_PROBLEM TO SOLVE_: Images excluded, repeat each entry below exactly.

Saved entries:
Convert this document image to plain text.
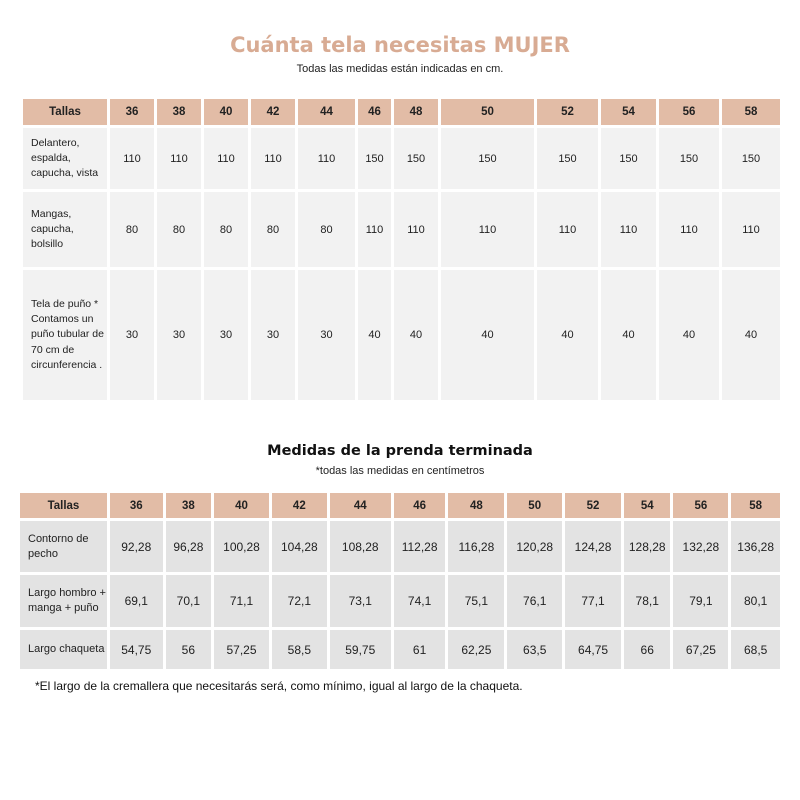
Cuánta tela necesitas MUJER
Todas las medidas están indicadas en cm.
Tallas	36	38	40	42	44	46	48	50	52	54	56	58
Delantero, espalda, capucha, vista	110	110	110	110	110	150	150	150	150	150	150	150
Mangas, capucha, bolsillo	80	80	80	80	80	110	110	110	110	110	110	110
Tela de puño * Contamos un puño tubular de 70 cm de circunferencia .	30	30	30	30	30	40	40	40	40	40	40	40
Medidas de la prenda terminada
*todas las medidas en centímetros
Tallas	36	38	40	42	44	46	48	50	52	54	56	58
Contorno de pecho	92,28	96,28	100,28	104,28	108,28	112,28	116,28	120,28	124,28	128,28	132,28	136,28
Largo hombro + manga + puño	69,1	70,1	71,1	72,1	73,1	74,1	75,1	76,1	77,1	78,1	79,1	80,1
Largo chaqueta	54,75	56	57,25	58,5	59,75	61	62,25	63,5	64,75	66	67,25	68,5
*El largo de la cremallera que necesitarás será, como mínimo, igual al largo de la chaqueta.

_RESPONSE BELOW_:
Convert this document image to plain text.
Cuánta tela necesitas MUJER
Todas las medidas están indicadas en cm.
Tallas	36	38	40	42	44	46	48	50	52	54	56	58
Delantero, espalda, capucha, vista	110	110	110	110	110	150	150	150	150	150	150	150
Mangas, capucha, bolsillo	80	80	80	80	80	110	110	110	110	110	110	110
Tela de puño * Contamos un puño tubular de 70 cm de circunferencia .	30	30	30	30	30	40	40	40	40	40	40	40
Medidas de la prenda terminada
*todas las medidas en centímetros
Tallas	36	38	40	42	44	46	48	50	52	54	56	58
Contorno de pecho	92,28	96,28	100,28	104,28	108,28	112,28	116,28	120,28	124,28	128,28	132,28	136,28
Largo hombro + manga + puño	69,1	70,1	71,1	72,1	73,1	74,1	75,1	76,1	77,1	78,1	79,1	80,1
Largo chaqueta	54,75	56	57,25	58,5	59,75	61	62,25	63,5	64,75	66	67,25	68,5
*El largo de la cremallera que necesitarás será, como mínimo, igual al largo de la chaqueta.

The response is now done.